[Records about charts and figures]
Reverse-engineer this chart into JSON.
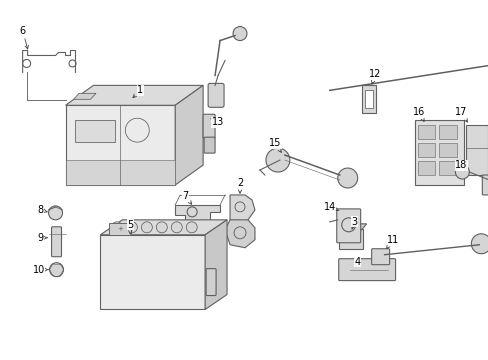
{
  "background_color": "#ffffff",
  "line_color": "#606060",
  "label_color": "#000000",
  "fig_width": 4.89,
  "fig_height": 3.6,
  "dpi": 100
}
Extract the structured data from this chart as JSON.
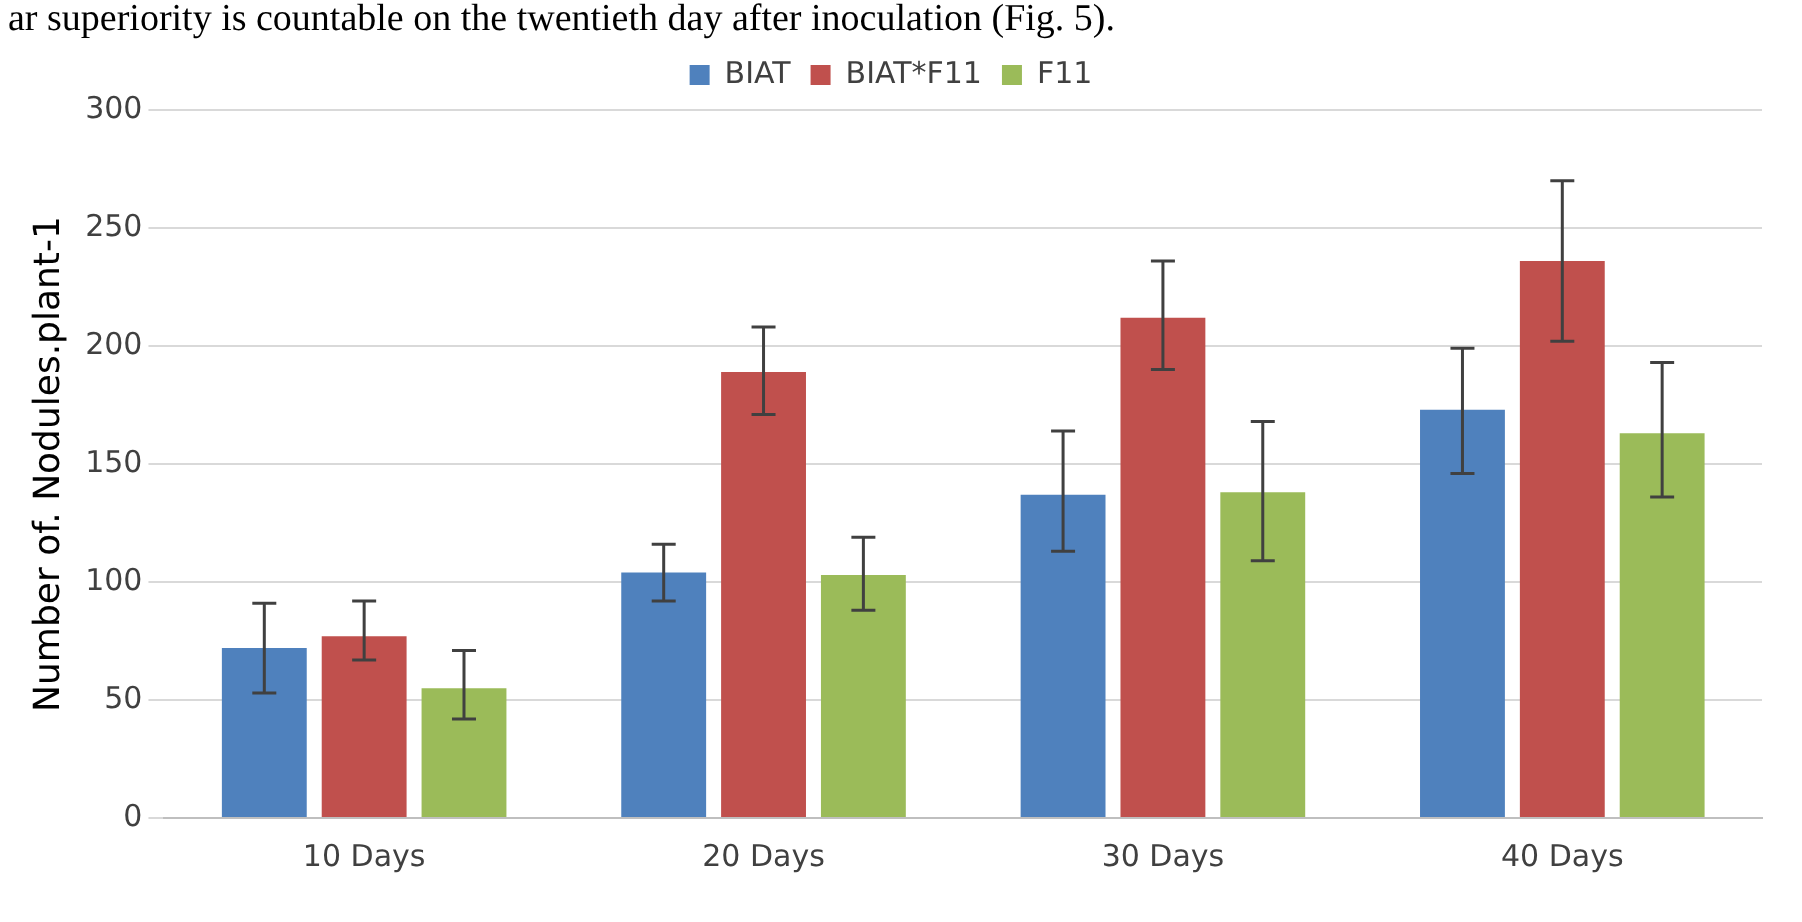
---
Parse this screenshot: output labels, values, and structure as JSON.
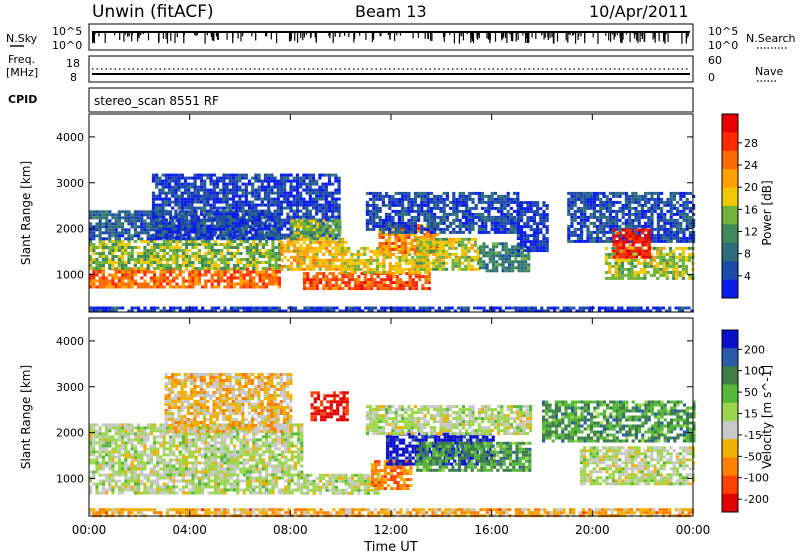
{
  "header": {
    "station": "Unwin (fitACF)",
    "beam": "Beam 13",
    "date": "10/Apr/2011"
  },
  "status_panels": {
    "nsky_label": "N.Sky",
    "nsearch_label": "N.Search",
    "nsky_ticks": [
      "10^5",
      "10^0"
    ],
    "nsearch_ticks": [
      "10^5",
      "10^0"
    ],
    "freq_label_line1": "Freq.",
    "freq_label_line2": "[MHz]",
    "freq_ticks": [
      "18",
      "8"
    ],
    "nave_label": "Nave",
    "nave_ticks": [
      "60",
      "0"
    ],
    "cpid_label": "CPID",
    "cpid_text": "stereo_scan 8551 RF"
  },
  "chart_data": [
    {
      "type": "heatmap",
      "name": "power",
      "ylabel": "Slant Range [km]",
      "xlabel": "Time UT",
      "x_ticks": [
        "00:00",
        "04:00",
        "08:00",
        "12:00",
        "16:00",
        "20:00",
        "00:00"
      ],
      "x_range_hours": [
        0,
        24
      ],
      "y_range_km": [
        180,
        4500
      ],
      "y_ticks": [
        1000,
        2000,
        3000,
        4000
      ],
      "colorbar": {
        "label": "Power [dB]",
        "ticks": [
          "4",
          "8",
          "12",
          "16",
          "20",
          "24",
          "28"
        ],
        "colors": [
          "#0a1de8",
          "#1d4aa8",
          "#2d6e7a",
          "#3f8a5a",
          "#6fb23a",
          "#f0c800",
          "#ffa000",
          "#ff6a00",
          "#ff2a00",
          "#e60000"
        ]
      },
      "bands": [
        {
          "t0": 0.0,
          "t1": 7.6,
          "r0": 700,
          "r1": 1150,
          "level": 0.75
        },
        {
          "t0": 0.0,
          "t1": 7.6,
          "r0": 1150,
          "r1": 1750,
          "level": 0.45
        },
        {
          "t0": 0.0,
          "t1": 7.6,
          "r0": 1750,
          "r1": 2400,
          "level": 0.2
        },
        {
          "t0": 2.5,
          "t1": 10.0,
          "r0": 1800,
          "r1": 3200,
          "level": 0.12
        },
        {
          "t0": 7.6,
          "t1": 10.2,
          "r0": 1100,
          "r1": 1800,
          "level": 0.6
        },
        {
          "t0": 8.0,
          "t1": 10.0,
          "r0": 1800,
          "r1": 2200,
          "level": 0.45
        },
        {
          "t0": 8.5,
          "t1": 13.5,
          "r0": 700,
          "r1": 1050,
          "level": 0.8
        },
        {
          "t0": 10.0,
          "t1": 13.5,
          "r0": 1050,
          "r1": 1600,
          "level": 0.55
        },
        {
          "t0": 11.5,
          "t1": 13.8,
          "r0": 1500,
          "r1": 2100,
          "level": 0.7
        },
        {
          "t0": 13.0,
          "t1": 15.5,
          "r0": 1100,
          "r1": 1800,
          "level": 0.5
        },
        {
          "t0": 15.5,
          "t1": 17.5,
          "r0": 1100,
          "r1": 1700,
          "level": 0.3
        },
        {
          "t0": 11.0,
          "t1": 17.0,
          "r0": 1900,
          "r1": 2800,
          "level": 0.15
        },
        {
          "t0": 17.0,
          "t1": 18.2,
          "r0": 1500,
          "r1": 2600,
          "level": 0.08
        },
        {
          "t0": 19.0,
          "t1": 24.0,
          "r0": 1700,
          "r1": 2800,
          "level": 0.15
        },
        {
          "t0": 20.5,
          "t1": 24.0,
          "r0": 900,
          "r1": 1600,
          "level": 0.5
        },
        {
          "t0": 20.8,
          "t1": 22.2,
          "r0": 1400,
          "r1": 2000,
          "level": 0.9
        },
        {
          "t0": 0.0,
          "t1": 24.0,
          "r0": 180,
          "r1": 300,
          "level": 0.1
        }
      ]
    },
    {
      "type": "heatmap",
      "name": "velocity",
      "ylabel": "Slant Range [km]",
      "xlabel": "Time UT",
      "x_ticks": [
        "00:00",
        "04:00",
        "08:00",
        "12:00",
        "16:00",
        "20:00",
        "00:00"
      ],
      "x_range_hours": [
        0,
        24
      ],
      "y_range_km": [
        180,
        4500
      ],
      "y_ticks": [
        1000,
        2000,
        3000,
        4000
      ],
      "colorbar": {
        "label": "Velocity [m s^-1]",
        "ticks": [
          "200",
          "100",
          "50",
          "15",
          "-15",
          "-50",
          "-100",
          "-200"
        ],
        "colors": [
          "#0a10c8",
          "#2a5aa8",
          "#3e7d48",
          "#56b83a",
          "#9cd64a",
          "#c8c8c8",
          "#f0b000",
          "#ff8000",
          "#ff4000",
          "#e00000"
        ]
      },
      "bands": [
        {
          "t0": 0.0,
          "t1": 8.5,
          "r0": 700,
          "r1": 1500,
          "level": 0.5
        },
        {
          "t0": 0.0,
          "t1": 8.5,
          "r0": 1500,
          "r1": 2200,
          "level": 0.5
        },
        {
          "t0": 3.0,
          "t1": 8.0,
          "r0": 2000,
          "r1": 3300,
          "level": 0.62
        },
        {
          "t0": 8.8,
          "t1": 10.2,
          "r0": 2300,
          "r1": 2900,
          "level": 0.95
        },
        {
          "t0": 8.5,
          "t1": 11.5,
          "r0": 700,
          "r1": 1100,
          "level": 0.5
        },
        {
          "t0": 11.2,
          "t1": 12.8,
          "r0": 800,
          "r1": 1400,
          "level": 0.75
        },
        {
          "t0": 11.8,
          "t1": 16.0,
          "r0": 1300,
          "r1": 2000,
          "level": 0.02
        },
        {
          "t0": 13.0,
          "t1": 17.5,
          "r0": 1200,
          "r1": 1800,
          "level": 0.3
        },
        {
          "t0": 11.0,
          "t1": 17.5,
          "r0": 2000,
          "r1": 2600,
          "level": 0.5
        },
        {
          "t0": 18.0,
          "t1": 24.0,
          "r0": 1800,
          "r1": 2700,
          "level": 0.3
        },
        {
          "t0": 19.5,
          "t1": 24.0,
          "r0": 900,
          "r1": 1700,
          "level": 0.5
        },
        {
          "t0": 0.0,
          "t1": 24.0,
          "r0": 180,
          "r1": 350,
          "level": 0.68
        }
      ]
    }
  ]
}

▶ Exercise directions
Leave the pictures out, and transcribe exactly the lines above starting at the one that contains "Reverse-engineer this chart into JSON." and ending at the one that contains "Extract the structured".

▶ The completed task
Reverse-engineer this chart into JSON.
{
  "background_color": "#ffffff",
  "line_color": "#606060",
  "label_color": "#000000",
  "fig_width": 4.89,
  "fig_height": 3.6,
  "dpi": 100
}
Extract the structured data from this chart as JSON.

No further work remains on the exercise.